Excerpt from a dataset:
____
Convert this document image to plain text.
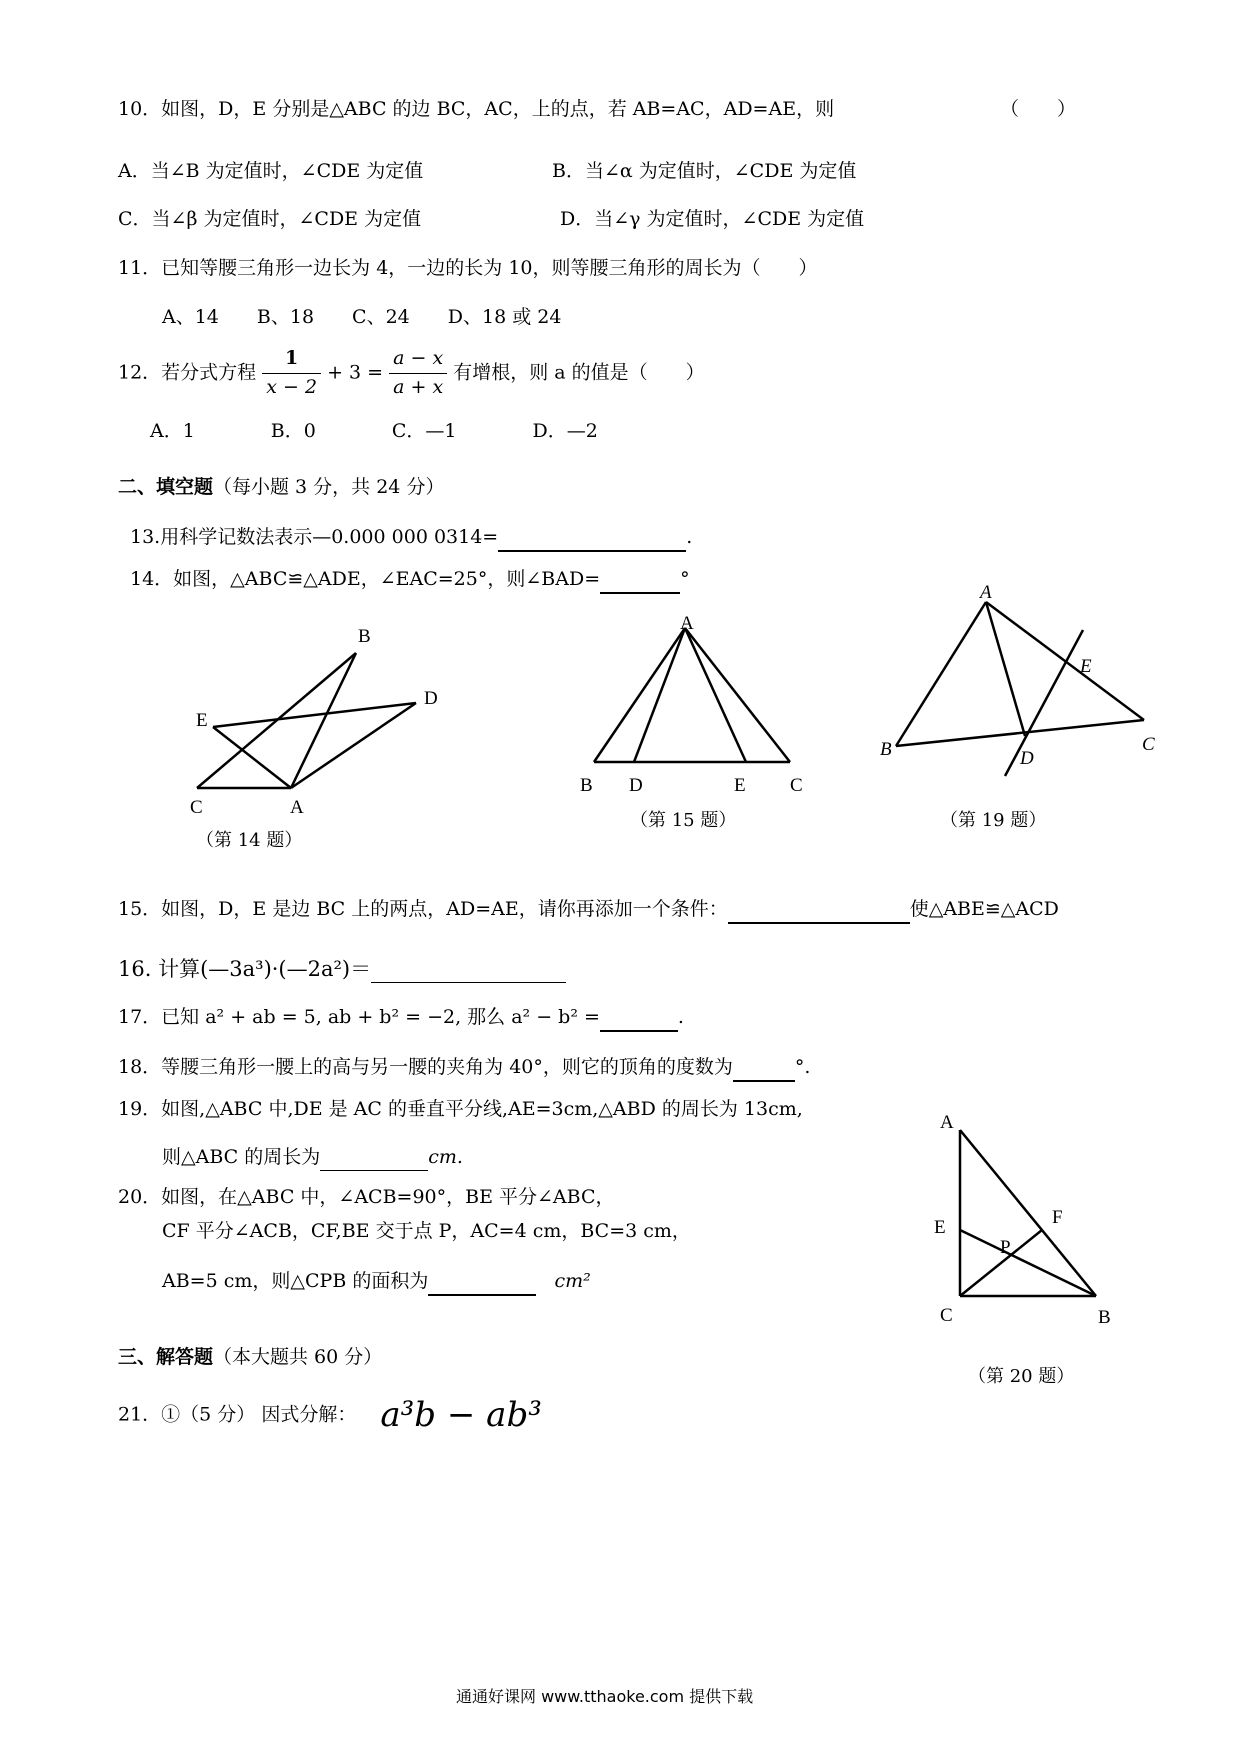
10．如图，D，E 分别是△ABC 的边 BC，AC，上的点，若 AB=AC，AD=AE，则	（　　）
A．当∠B 为定值时，∠CDE 为定值	B．当∠α 为定值时，∠CDE 为定值
C．当∠β 为定值时，∠CDE 为定值	D．当∠γ 为定值时，∠CDE 为定值
11．已知等腰三角形一边长为 4，一边的长为 10，则等腰三角形的周长为（　　）
A、14　　B、18　　C、24　　D、18 或 24
12．若分式方程 $\frac{1}{x - 2} + 3 = \frac{a - x}{a + x}$ 有增根，则 a 的值是（　　）
A．1　　　　B．0　　　　C．—1　　　　D．—2
二、填空题（每小题 3 分，共 24 分）
13.用科学记数法表示—0.000 000 0314=	.
14．如图，△ABC≌△ADE，∠EAC=25°，则∠BAD=	°
B
D
E
C	A
（第 14 题）
A
B D	E C
（第 15 题）
A
E
B	D
C
（第 19 题）
15．如图，D，E 是边 BC 上的两点，AD=AE，请你再添加一个条件：	使△ABE≌△ACD
16. 计算(—3a³)·(—2a²)＝
17．已知 a² + ab = 5, ab + b² = −2, 那么 a² − b² =	.
18．等腰三角形一腰上的高与另一腰的夹角为 40°，则它的顶角的度数为	°.
19．如图,△ABC 中,DE 是 AC 的垂直平分线,AE=3cm,△ABD 的周长为 13cm,
则△ABC 的周长为	cm.
20．如图，在△ABC 中，∠ACB=90°，BE 平分∠ABC，
CF 平分∠ACB，CF,BE 交于点 P，AC=4 cm，BC=3 cm，
AB=5 cm，则△CPB 的面积为	cm²
A
E	F
P
C	B
（第 20 题）
三、解答题（本大题共 60 分）
21．①（5 分） 因式分解： a³b − ab³
通通好课网 www.tthaoke.com 提供下载
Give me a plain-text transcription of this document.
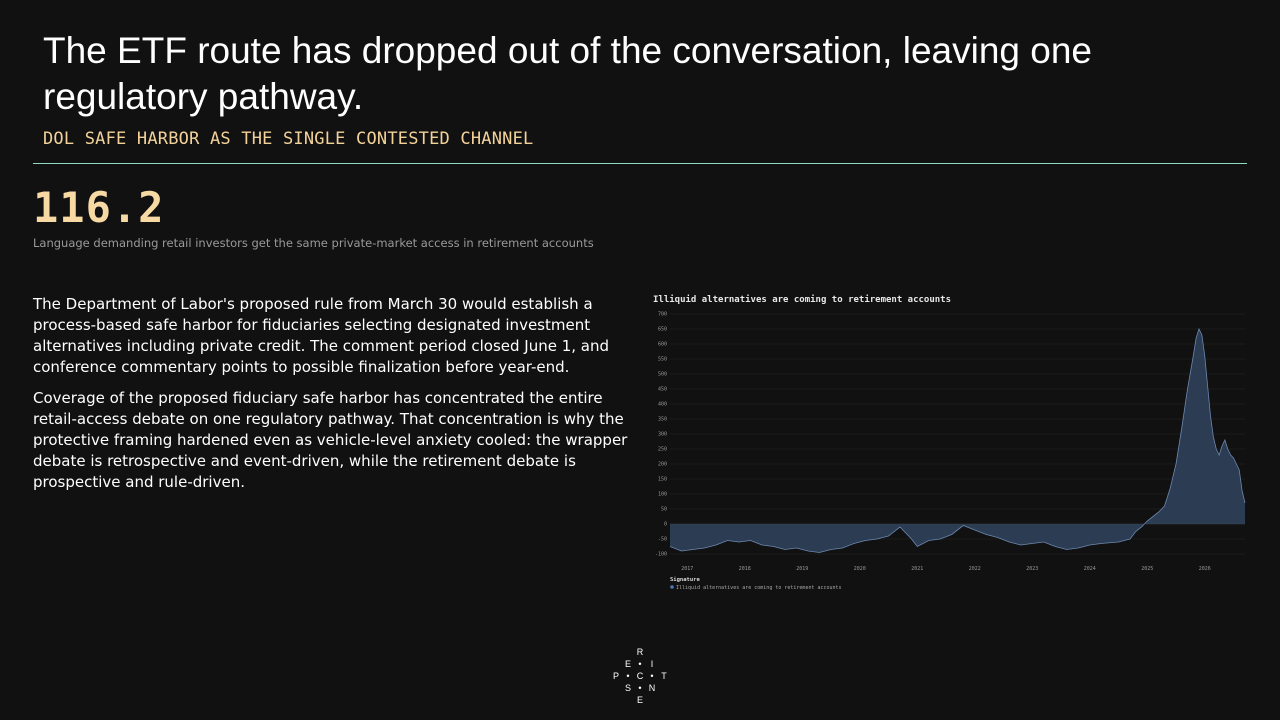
The ETF route has dropped out of the conversation, leaving one regulatory pathway.
DOL SAFE HARBOR AS THE SINGLE CONTESTED CHANNEL
116.2
Language demanding retail investors get the same private-market access in retirement accounts

The Department of Labor's proposed rule from March 30 would establish a process-based safe harbor for fiduciaries selecting designated investment alternatives including private credit. The comment period closed June 1, and conference commentary points to possible finalization before year-end.

Coverage of the proposed fiduciary safe harbor has concentrated the entire retail-access debate on one regulatory pathway. That concentration is why the protective framing hardened even as vehicle-level anxiety cooled: the wrapper debate is retrospective and event-driven, while the retirement debate is prospective and rule-driven.

Illiquid alternatives are coming to retirement accounts
700
650
600
550
500
450
400
350
300
250
200
150
100
50
0
-50
-100
2017	2018	2019	2020	2021	2022	2023	2024	2025	2026
Signature
Illiquid alternatives are coming to retirement accounts
R
E •	I
P • C • T
S • N
E
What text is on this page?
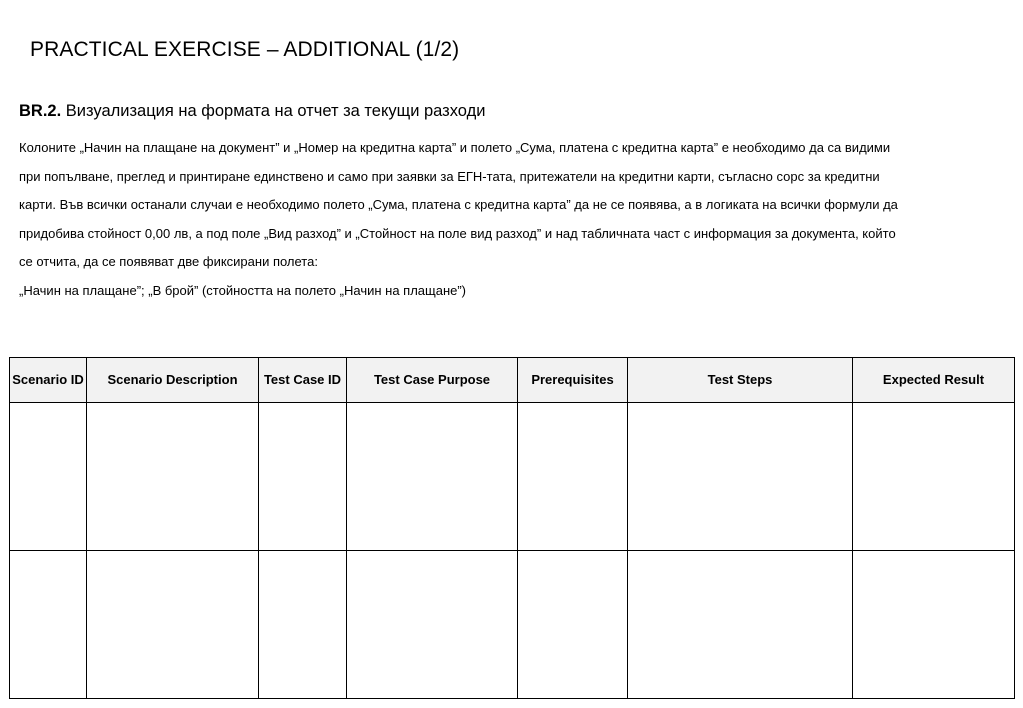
PRACTICAL EXERCISE – ADDITIONAL (1/2)
BR.2. Визуализация на формата на отчет за текущи разходи

Колоните „Начин на плащане на документ” и „Номер на кредитна карта” и полето „Сума, платена с кредитна карта” е необходимо да са видими

при попълване, преглед и принтиране единствено и само при заявки за ЕГН-тата, притежатели на кредитни карти, съгласно сорс за кредитни

карти. Във всички останали случаи е необходимо полето „Сума, платена с кредитна карта” да не се появява, а в логиката на всички формули да

придобива стойност 0,00 лв, а под поле „Вид разход” и „Стойност на поле вид разход” и над табличната част с информация за документа, който

се отчита, да се появяват две фиксирани полета:

„Начин на плащане”; „В брой” (стойността на полето „Начин на плащане”)

Scenario ID	Scenario Description	Test Case ID	Test Case Purpose	Prerequisites	Test Steps	Expected Result
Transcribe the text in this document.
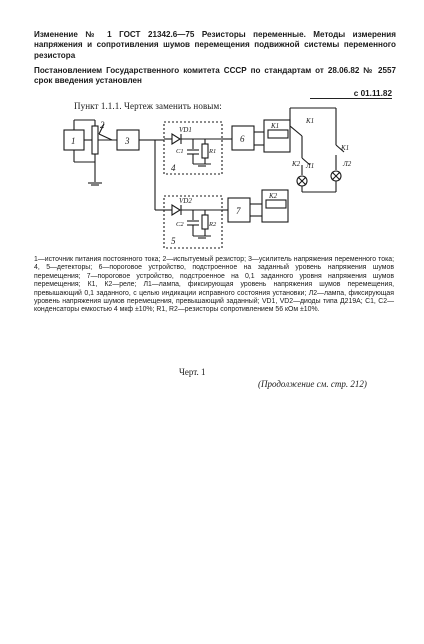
Изменение № 1 ГОСТ 21342.6—75 Резисторы переменные. Методы измерения напряжения и сопротивления шумов перемещения подвижной системы переменного резистора
Постановлением Государственного комитета СССР по стандартам от 28.06.82 № 2557 срок введения установлен
с 01.11.82
Пункт 1.1.1. Чертеж заменить новым:
1
2
3
VD1
C1	R1
4
6
К1
VD2
C2	R2
5
7
К2
К1
К2
К1
Л1	Л2
1—источник питания постоянного тока; 2—испытуемый резистор; 3—усилитель напряжения переменного тока; 4, 5—детекторы; 6—пороговое устройство, подстроенное на заданный уровень напряжения шумов перемещения; 7—пороговое устройство, подстроенное на 0,1 заданного уровня напряжения шумов перемещения; К1, К2—реле; Л1—лампа, фиксирующая уровень напряжения шумов перемещения, превышающий 0,1 заданного, с целью индикации исправного состояния установки; Л2—лампа, фиксирующая уровень напряжения шумов перемещения, превышающий заданный; VD1, VD2—диоды типа Д219А; C1, C2—конденсаторы емкостью 4 мкф ±10%; R1, R2—резисторы сопротивлением 56 кОм ±10%.
Черт. 1
(Продолжение см. стр. 212)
____
• PROBLEM TO SOLVE
Word for word, quote the full listing, omitting every picture.

• THE SOLUTION
Convert this document image to plain text.
10．如图，D，E 分别是△ABC 的边 BC，AC，上的点，若 AB=AC，AD=AE，则	（　　）
A．当∠B 为定值时，∠CDE 为定值	B．当∠α 为定值时，∠CDE 为定值
C．当∠β 为定值时，∠CDE 为定值	D．当∠γ 为定值时，∠CDE 为定值
11．已知等腰三角形一边长为 4，一边的长为 10，则等腰三角形的周长为（　　）
A、14　　B、18　　C、24　　D、18 或 24
12．若分式方程 $\frac{1}{x - 2} + 3 = \frac{a - x}{a + x}$ 有增根，则 a 的值是（　　）
A．1　　　　B．0　　　　C．—1　　　　D．—2
二、填空题（每小题 3 分，共 24 分）
13.用科学记数法表示—0.000 000 0314=	.
14．如图，△ABC≌△ADE，∠EAC=25°，则∠BAD=	°
B
D
E
C	A
（第 14 题）
A
B D	E C
（第 15 题）
A
E
B	D
C
（第 19 题）
15．如图，D，E 是边 BC 上的两点，AD=AE，请你再添加一个条件：	使△ABE≌△ACD
16. 计算(—3a³)·(—2a²)＝
17．已知 a² + ab = 5, ab + b² = −2, 那么 a² − b² =	.
18．等腰三角形一腰上的高与另一腰的夹角为 40°，则它的顶角的度数为	°.
19．如图,△ABC 中,DE 是 AC 的垂直平分线,AE=3cm,△ABD 的周长为 13cm,
则△ABC 的周长为	cm.
20．如图，在△ABC 中，∠ACB=90°，BE 平分∠ABC，
CF 平分∠ACB，CF,BE 交于点 P，AC=4 cm，BC=3 cm，
AB=5 cm，则△CPB 的面积为	cm²
A
E	F
P
C	B
（第 20 题）
三、解答题（本大题共 60 分）
21．①（5 分） 因式分解： a³b − ab³
通通好课网 www.tthaoke.com 提供下载
Give me a plain-text transcription of this document.
The ETF route has dropped out of the conversation, leaving one regulatory pathway.
DOL SAFE HARBOR AS THE SINGLE CONTESTED CHANNEL
116.2
Language demanding retail investors get the same private-market access in retirement accounts

The Department of Labor's proposed rule from March 30 would establish a process-based safe harbor for fiduciaries selecting designated investment alternatives including private credit. The comment period closed June 1, and conference commentary points to possible finalization before year-end.

Coverage of the proposed fiduciary safe harbor has concentrated the entire retail-access debate on one regulatory pathway. That concentration is why the protective framing hardened even as vehicle-level anxiety cooled: the wrapper debate is retrospective and event-driven, while the retirement debate is prospective and rule-driven.

Illiquid alternatives are coming to retirement accounts
700
650
600
550
500
450
400
350
300
250
200
150
100
50
0
-50
-100
2017	2018	2019	2020	2021	2022	2023	2024	2025	2026
Signature
Illiquid alternatives are coming to retirement accounts
R
E •	I
P • C • T
S • N
E
What text is on this page?
PRACTICAL EXERCISE – ADDITIONAL (1/2)
BR.2. Визуализация на формата на отчет за текущи разходи

Колоните „Начин на плащане на документ” и „Номер на кредитна карта” и полето „Сума, платена с кредитна карта” е необходимо да са видими

при попълване, преглед и принтиране единствено и само при заявки за ЕГН-тата, притежатели на кредитни карти, съгласно сорс за кредитни

карти. Във всички останали случаи е необходимо полето „Сума, платена с кредитна карта” да не се появява, а в логиката на всички формули да

придобива стойност 0,00 лв, а под поле „Вид разход” и „Стойност на поле вид разход” и над табличната част с информация за документа, който

се отчита, да се появяват две фиксирани полета:

„Начин на плащане”; „В брой” (стойността на полето „Начин на плащане”)

Scenario ID	Scenario Description	Test Case ID	Test Case Purpose	Prerequisites	Test Steps	Expected Result
Transcribe the text in this document.
Изменение № 1 ГОСТ 21342.6—75 Резисторы переменные. Методы измерения напряжения и сопротивления шумов перемещения подвижной системы переменного резистора
Постановлением Государственного комитета СССР по стандартам от 28.06.82 № 2557 срок введения установлен
с 01.11.82
Пункт 1.1.1. Чертеж заменить новым:
1
2
3
VD1
C1	R1
4
6
К1
VD2
C2	R2
5
7
К2
К1
К2
К1
Л1	Л2
1—источник питания постоянного тока; 2—испытуемый резистор; 3—усилитель напряжения переменного тока; 4, 5—детекторы; 6—пороговое устройство, подстроенное на заданный уровень напряжения шумов перемещения; 7—пороговое устройство, подстроенное на 0,1 заданного уровня напряжения шумов перемещения; К1, К2—реле; Л1—лампа, фиксирующая уровень напряжения шумов перемещения, превышающий 0,1 заданного, с целью индикации исправного состояния установки; Л2—лампа, фиксирующая уровень напряжения шумов перемещения, превышающий заданный; VD1, VD2—диоды типа Д219А; C1, C2—конденсаторы емкостью 4 мкф ±10%; R1, R2—резисторы сопротивлением 56 кОм ±10%.
Черт. 1
(Продолжение см. стр. 212)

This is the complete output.